-- BEGIN --

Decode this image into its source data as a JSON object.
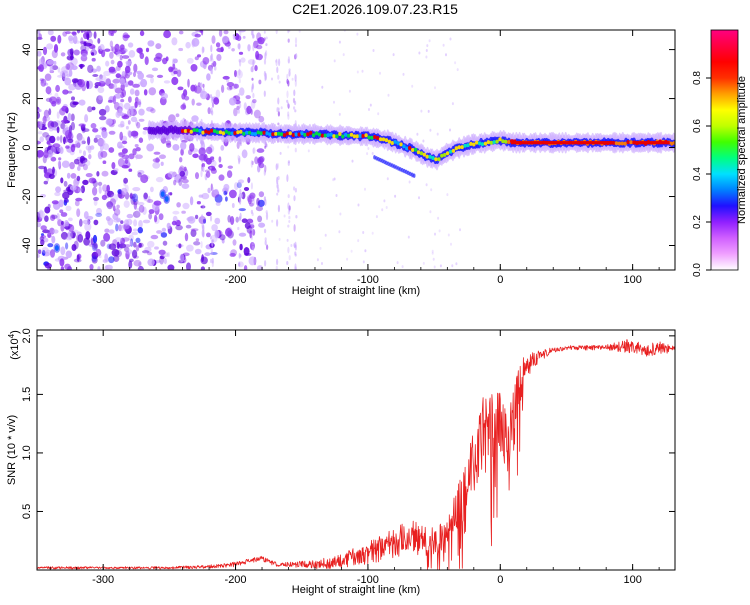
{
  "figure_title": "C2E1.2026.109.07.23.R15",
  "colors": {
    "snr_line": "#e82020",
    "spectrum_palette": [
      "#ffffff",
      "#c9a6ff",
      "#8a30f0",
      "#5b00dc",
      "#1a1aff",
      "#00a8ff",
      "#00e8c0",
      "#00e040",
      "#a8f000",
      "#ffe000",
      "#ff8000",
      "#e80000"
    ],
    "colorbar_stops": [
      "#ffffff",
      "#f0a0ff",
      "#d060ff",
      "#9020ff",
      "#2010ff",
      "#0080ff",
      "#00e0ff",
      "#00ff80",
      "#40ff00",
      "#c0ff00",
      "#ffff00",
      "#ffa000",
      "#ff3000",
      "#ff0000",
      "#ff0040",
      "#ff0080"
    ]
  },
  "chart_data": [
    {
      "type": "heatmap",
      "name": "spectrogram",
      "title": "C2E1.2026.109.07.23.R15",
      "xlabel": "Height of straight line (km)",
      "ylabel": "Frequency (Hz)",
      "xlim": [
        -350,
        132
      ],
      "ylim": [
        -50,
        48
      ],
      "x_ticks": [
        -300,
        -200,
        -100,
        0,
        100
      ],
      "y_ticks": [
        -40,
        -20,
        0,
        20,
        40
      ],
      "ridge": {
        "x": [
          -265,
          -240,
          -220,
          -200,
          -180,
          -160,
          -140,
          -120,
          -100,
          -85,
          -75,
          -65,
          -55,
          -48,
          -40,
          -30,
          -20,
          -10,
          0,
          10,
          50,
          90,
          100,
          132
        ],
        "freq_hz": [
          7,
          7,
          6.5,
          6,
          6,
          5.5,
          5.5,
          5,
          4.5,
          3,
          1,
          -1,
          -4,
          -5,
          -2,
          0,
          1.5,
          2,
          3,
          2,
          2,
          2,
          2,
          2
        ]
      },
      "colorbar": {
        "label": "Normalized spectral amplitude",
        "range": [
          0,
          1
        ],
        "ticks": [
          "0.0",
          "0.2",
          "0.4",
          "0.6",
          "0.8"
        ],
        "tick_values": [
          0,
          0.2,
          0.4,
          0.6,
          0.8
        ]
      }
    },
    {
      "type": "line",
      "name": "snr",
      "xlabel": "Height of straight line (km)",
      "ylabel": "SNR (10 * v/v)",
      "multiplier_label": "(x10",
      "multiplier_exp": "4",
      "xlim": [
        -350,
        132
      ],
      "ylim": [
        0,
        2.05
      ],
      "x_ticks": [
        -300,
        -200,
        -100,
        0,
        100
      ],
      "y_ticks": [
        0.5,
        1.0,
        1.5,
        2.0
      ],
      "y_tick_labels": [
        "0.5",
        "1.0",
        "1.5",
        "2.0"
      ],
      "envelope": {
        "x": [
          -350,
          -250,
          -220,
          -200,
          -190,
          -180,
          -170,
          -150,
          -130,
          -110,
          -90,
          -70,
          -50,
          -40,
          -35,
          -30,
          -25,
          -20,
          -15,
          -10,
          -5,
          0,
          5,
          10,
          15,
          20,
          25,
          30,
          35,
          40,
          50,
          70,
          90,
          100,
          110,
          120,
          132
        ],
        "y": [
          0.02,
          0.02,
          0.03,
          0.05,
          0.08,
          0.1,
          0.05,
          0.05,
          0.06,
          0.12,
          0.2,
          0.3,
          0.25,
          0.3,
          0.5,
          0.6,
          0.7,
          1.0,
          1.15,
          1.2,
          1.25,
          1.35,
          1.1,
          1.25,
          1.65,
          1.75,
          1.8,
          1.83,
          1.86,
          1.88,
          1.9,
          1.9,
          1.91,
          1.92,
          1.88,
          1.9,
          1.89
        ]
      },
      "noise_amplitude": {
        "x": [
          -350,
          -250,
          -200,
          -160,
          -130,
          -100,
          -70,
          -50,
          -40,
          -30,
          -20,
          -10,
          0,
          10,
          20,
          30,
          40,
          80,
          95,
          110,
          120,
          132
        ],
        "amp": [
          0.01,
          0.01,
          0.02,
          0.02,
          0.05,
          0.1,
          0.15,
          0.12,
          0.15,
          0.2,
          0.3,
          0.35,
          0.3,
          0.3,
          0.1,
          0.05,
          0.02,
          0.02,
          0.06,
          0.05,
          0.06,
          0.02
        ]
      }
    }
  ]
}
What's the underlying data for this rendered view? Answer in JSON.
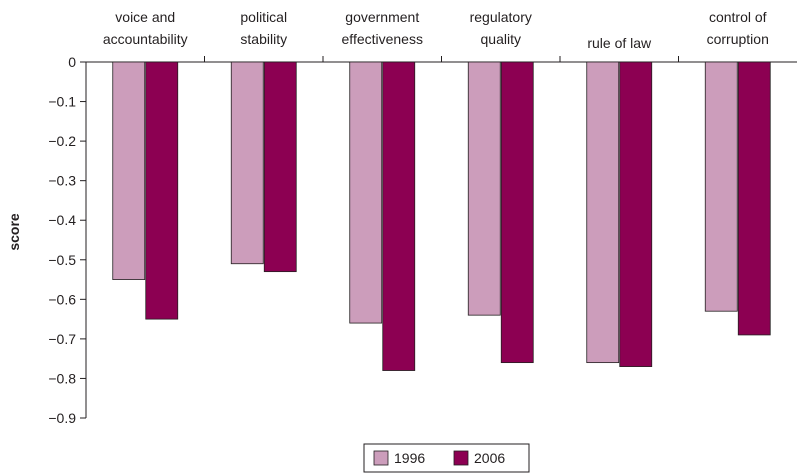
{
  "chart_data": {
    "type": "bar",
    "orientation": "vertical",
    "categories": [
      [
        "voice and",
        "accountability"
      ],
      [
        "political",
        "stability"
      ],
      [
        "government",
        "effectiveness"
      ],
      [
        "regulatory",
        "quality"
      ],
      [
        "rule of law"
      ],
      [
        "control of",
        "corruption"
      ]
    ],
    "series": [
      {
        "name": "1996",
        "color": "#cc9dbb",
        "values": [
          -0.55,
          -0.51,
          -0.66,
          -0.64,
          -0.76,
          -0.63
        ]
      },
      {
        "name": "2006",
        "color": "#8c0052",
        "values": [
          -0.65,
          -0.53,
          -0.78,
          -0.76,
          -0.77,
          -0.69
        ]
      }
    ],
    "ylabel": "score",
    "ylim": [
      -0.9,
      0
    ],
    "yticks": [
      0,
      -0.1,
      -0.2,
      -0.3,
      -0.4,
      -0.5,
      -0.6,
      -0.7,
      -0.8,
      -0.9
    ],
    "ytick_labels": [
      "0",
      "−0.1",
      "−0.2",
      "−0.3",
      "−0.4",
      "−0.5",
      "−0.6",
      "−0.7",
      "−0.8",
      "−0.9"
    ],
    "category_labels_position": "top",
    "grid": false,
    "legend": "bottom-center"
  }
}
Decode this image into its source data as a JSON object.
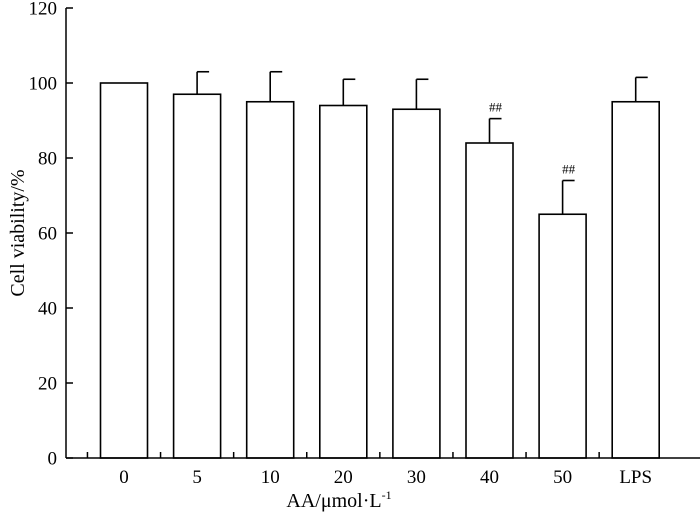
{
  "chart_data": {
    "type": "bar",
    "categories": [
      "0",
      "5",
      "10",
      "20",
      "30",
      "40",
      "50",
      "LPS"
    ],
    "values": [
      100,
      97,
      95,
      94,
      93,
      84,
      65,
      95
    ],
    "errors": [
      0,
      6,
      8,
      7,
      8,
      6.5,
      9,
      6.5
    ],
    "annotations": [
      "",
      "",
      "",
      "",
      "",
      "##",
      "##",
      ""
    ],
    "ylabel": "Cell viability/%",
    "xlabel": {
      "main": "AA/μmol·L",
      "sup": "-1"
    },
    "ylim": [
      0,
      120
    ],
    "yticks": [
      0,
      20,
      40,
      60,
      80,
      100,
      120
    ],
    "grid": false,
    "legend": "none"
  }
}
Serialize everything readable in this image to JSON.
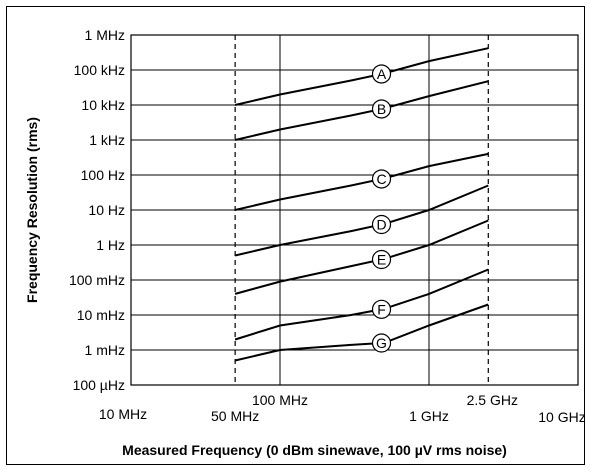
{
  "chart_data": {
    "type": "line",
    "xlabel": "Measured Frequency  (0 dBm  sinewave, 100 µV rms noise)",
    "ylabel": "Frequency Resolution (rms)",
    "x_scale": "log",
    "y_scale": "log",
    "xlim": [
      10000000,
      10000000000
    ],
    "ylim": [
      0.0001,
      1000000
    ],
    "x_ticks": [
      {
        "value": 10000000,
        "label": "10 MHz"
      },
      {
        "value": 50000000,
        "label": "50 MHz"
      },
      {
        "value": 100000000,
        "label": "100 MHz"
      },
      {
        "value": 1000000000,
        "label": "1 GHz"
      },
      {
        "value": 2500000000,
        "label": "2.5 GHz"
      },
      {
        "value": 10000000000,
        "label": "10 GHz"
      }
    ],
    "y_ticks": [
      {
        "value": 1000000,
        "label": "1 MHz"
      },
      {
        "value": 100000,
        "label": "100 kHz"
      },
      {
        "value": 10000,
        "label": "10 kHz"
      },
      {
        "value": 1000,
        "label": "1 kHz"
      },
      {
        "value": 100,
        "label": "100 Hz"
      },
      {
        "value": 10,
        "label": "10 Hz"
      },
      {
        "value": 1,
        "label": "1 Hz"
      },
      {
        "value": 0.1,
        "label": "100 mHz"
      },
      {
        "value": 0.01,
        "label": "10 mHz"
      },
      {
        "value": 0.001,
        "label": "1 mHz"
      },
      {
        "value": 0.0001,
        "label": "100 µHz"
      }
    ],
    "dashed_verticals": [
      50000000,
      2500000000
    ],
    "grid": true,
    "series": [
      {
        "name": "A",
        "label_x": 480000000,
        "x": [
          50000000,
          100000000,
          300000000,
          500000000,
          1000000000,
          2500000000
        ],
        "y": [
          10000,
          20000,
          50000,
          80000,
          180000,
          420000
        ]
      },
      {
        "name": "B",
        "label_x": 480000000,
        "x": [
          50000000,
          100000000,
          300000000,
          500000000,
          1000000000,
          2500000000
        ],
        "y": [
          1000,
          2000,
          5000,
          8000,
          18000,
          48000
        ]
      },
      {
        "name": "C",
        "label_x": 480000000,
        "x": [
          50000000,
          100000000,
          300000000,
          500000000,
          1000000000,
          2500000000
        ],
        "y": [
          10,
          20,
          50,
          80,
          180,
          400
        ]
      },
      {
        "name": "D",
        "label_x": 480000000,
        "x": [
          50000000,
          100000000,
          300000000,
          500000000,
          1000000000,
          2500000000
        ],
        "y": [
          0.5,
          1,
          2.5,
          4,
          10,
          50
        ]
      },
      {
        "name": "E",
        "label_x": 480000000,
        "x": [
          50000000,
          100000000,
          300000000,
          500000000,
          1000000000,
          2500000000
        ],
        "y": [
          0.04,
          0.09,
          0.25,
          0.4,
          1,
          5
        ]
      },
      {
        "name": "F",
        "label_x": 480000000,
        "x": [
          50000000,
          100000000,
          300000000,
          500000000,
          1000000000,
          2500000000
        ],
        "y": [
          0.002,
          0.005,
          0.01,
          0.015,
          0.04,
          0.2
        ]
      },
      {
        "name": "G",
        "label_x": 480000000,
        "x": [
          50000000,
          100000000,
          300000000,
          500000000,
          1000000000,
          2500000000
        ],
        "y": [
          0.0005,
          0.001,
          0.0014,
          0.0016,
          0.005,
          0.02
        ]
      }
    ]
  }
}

-- END --

#### WHAT YOU WILL DO:
Copy every line of the listing that contains the word "JSON".

#### EXPECTED ANSWER:
Decode this image into its source data as a JSON object.
What's the underlying data for this rendered view? Answer in JSON.
Decode this image into its source data as a JSON object.
Serialize everything readable in this image to JSON.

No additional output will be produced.